[Stored items]
● ● ● ● ●

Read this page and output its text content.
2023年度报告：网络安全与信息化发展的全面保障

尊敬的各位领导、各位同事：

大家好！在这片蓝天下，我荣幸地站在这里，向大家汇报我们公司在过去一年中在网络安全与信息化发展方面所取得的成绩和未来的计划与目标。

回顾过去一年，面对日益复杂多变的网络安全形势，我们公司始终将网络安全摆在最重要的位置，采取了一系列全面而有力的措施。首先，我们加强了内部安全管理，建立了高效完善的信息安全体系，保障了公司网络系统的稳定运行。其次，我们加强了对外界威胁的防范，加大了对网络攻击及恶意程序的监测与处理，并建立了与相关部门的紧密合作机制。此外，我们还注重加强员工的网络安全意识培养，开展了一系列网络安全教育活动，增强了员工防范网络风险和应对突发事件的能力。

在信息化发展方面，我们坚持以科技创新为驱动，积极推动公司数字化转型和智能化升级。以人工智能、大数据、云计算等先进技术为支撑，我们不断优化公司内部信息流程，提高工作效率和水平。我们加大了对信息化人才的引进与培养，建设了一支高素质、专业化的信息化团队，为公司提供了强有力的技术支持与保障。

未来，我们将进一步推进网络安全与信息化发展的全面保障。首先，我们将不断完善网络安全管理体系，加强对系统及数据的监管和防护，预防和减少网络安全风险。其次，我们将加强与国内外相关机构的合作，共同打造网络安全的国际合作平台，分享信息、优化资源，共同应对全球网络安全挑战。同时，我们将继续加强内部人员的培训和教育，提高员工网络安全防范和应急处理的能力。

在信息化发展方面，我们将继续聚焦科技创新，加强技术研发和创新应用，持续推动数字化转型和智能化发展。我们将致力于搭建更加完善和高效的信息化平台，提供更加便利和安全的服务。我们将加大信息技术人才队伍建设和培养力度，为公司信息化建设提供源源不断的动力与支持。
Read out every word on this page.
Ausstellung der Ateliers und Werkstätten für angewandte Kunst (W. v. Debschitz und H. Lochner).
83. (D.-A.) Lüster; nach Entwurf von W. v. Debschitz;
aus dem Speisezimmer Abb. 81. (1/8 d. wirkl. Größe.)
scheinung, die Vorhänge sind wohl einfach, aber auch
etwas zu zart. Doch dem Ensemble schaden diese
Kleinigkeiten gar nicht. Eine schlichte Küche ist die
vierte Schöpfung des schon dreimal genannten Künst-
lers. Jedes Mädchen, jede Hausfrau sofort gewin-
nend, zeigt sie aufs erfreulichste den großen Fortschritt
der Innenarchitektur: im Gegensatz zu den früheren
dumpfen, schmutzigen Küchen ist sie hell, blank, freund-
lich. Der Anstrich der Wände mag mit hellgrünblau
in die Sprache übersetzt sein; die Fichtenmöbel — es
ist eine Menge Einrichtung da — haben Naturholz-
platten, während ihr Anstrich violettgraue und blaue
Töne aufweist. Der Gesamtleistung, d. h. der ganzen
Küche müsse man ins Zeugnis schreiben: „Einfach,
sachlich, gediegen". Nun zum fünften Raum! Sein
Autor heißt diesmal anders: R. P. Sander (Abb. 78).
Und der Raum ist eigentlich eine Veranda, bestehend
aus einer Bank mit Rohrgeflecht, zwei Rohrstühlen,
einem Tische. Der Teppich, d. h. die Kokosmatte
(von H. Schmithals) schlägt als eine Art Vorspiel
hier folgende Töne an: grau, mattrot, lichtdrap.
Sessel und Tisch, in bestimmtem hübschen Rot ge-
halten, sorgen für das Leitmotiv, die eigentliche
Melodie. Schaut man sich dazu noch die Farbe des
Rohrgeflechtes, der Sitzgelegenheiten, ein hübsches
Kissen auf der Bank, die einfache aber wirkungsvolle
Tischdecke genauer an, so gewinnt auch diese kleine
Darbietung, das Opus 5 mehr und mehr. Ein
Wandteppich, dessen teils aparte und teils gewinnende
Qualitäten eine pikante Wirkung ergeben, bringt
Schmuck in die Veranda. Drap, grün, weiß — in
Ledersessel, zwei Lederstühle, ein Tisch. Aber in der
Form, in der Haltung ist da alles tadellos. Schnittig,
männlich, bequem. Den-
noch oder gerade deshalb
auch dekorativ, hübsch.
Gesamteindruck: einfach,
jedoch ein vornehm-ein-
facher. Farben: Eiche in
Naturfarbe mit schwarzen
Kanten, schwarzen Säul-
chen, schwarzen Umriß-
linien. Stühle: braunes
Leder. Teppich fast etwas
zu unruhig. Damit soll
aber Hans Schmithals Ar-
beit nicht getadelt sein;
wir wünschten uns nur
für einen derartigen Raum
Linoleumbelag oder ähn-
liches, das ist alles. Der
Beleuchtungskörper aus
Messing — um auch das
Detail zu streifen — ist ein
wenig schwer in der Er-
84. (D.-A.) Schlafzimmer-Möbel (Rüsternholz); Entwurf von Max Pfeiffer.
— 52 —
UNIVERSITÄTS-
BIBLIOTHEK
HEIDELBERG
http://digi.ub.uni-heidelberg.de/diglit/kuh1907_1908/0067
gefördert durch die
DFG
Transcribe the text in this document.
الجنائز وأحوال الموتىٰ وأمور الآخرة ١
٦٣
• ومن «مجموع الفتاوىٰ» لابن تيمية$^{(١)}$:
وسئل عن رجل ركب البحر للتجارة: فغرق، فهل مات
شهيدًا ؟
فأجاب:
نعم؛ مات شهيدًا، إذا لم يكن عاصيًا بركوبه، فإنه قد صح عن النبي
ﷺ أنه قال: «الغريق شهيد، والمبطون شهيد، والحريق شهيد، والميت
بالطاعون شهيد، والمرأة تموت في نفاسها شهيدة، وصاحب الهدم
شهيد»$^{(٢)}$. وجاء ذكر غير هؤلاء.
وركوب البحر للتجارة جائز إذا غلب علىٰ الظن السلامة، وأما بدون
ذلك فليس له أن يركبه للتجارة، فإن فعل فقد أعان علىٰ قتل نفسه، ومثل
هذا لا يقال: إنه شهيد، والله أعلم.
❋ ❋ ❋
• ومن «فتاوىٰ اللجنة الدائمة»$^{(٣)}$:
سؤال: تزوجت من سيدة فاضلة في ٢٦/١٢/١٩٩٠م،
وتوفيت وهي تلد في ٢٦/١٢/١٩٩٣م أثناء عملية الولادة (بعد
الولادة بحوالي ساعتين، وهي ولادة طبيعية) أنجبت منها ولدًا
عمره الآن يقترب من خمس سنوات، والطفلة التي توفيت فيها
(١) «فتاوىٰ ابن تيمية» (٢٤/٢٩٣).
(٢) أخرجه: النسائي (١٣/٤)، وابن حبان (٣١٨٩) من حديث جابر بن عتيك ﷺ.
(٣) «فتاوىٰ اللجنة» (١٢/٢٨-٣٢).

● ● ● ● ●

• _Problem details_
Retype the material above, line by line, exactly.

• _Full solution_
Read this page and output its text content.
2023年度报告：网络安全与信息化发展的全面保障

尊敬的各位领导、各位同事：

大家好！在这片蓝天下，我荣幸地站在这里，向大家汇报我们公司在过去一年中在网络安全与信息化发展方面所取得的成绩和未来的计划与目标。

回顾过去一年，面对日益复杂多变的网络安全形势，我们公司始终将网络安全摆在最重要的位置，采取了一系列全面而有力的措施。首先，我们加强了内部安全管理，建立了高效完善的信息安全体系，保障了公司网络系统的稳定运行。其次，我们加强了对外界威胁的防范，加大了对网络攻击及恶意程序的监测与处理，并建立了与相关部门的紧密合作机制。此外，我们还注重加强员工的网络安全意识培养，开展了一系列网络安全教育活动，增强了员工防范网络风险和应对突发事件的能力。

在信息化发展方面，我们坚持以科技创新为驱动，积极推动公司数字化转型和智能化升级。以人工智能、大数据、云计算等先进技术为支撑，我们不断优化公司内部信息流程，提高工作效率和水平。我们加大了对信息化人才的引进与培养，建设了一支高素质、专业化的信息化团队，为公司提供了强有力的技术支持与保障。

未来，我们将进一步推进网络安全与信息化发展的全面保障。首先，我们将不断完善网络安全管理体系，加强对系统及数据的监管和防护，预防和减少网络安全风险。其次，我们将加强与国内外相关机构的合作，共同打造网络安全的国际合作平台，分享信息、优化资源，共同应对全球网络安全挑战。同时，我们将继续加强内部人员的培训和教育，提高员工网络安全防范和应急处理的能力。

在信息化发展方面，我们将继续聚焦科技创新，加强技术研发和创新应用，持续推动数字化转型和智能化发展。我们将致力于搭建更加完善和高效的信息化平台，提供更加便利和安全的服务。我们将加大信息技术人才队伍建设和培养力度，为公司信息化建设提供源源不断的动力与支持。
Read out every word on this page.
Ausstellung der Ateliers und Werkstätten für angewandte Kunst (W. v. Debschitz und H. Lochner).
83. (D.-A.) Lüster; nach Entwurf von W. v. Debschitz;
aus dem Speisezimmer Abb. 81. (1/8 d. wirkl. Größe.)
scheinung, die Vorhänge sind wohl einfach, aber auch
etwas zu zart. Doch dem Ensemble schaden diese
Kleinigkeiten gar nicht. Eine schlichte Küche ist die
vierte Schöpfung des schon dreimal genannten Künst-
lers. Jedes Mädchen, jede Hausfrau sofort gewin-
nend, zeigt sie aufs erfreulichste den großen Fortschritt
der Innenarchitektur: im Gegensatz zu den früheren
dumpfen, schmutzigen Küchen ist sie hell, blank, freund-
lich. Der Anstrich der Wände mag mit hellgrünblau
in die Sprache übersetzt sein; die Fichtenmöbel — es
ist eine Menge Einrichtung da — haben Naturholz-
platten, während ihr Anstrich violettgraue und blaue
Töne aufweist. Der Gesamtleistung, d. h. der ganzen
Küche müsse man ins Zeugnis schreiben: „Einfach,
sachlich, gediegen". Nun zum fünften Raum! Sein
Autor heißt diesmal anders: R. P. Sander (Abb. 78).
Und der Raum ist eigentlich eine Veranda, bestehend
aus einer Bank mit Rohrgeflecht, zwei Rohrstühlen,
einem Tische. Der Teppich, d. h. die Kokosmatte
(von H. Schmithals) schlägt als eine Art Vorspiel
hier folgende Töne an: grau, mattrot, lichtdrap.
Sessel und Tisch, in bestimmtem hübschen Rot ge-
halten, sorgen für das Leitmotiv, die eigentliche
Melodie. Schaut man sich dazu noch die Farbe des
Rohrgeflechtes, der Sitzgelegenheiten, ein hübsches
Kissen auf der Bank, die einfache aber wirkungsvolle
Tischdecke genauer an, so gewinnt auch diese kleine
Darbietung, das Opus 5 mehr und mehr. Ein
Wandteppich, dessen teils aparte und teils gewinnende
Qualitäten eine pikante Wirkung ergeben, bringt
Schmuck in die Veranda. Drap, grün, weiß — in
Ledersessel, zwei Lederstühle, ein Tisch. Aber in der
Form, in der Haltung ist da alles tadellos. Schnittig,
männlich, bequem. Den-
noch oder gerade deshalb
auch dekorativ, hübsch.
Gesamteindruck: einfach,
jedoch ein vornehm-ein-
facher. Farben: Eiche in
Naturfarbe mit schwarzen
Kanten, schwarzen Säul-
chen, schwarzen Umriß-
linien. Stühle: braunes
Leder. Teppich fast etwas
zu unruhig. Damit soll
aber Hans Schmithals Ar-
beit nicht getadelt sein;
wir wünschten uns nur
für einen derartigen Raum
Linoleumbelag oder ähn-
liches, das ist alles. Der
Beleuchtungskörper aus
Messing — um auch das
Detail zu streifen — ist ein
wenig schwer in der Er-
84. (D.-A.) Schlafzimmer-Möbel (Rüsternholz); Entwurf von Max Pfeiffer.
— 52 —
UNIVERSITÄTS-
BIBLIOTHEK
HEIDELBERG
http://digi.ub.uni-heidelberg.de/diglit/kuh1907_1908/0067
gefördert durch die
DFG
Transcribe the text in this document.
الجنائز وأحوال الموتىٰ وأمور الآخرة ١
٦٣
• ومن «مجموع الفتاوىٰ» لابن تيمية$^{(١)}$:
وسئل عن رجل ركب البحر للتجارة: فغرق، فهل مات
شهيدًا ؟
فأجاب:
نعم؛ مات شهيدًا، إذا لم يكن عاصيًا بركوبه، فإنه قد صح عن النبي
ﷺ أنه قال: «الغريق شهيد، والمبطون شهيد، والحريق شهيد، والميت
بالطاعون شهيد، والمرأة تموت في نفاسها شهيدة، وصاحب الهدم
شهيد»$^{(٢)}$. وجاء ذكر غير هؤلاء.
وركوب البحر للتجارة جائز إذا غلب علىٰ الظن السلامة، وأما بدون
ذلك فليس له أن يركبه للتجارة، فإن فعل فقد أعان علىٰ قتل نفسه، ومثل
هذا لا يقال: إنه شهيد، والله أعلم.
❋ ❋ ❋
• ومن «فتاوىٰ اللجنة الدائمة»$^{(٣)}$:
سؤال: تزوجت من سيدة فاضلة في ٢٦/١٢/١٩٩٠م،
وتوفيت وهي تلد في ٢٦/١٢/١٩٩٣م أثناء عملية الولادة (بعد
الولادة بحوالي ساعتين، وهي ولادة طبيعية) أنجبت منها ولدًا
عمره الآن يقترب من خمس سنوات، والطفلة التي توفيت فيها
(١) «فتاوىٰ ابن تيمية» (٢٤/٢٩٣).
(٢) أخرجه: النسائي (١٣/٤)، وابن حبان (٣١٨٩) من حديث جابر بن عتيك ﷺ.
(٣) «فتاوىٰ اللجنة» (١٢/٢٨-٣٢).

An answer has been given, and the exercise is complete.